WHAT IS REQUIRED: Reply only with how many lines contain the word "Australian".

DATASET RECORDS:
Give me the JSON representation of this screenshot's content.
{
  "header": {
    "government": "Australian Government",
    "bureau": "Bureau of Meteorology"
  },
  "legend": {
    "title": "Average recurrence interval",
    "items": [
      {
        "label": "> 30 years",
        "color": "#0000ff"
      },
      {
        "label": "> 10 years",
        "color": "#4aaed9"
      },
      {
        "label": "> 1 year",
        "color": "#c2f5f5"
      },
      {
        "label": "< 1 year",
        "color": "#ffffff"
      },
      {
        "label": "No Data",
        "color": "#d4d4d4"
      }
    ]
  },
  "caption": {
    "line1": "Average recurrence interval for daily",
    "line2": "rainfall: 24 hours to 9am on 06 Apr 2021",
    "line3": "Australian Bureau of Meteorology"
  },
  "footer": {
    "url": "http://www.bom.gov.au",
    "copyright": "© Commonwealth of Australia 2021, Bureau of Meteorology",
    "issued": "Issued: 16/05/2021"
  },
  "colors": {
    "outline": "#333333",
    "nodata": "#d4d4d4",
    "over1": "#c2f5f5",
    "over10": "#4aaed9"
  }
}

WRITTEN RESPONSE: 2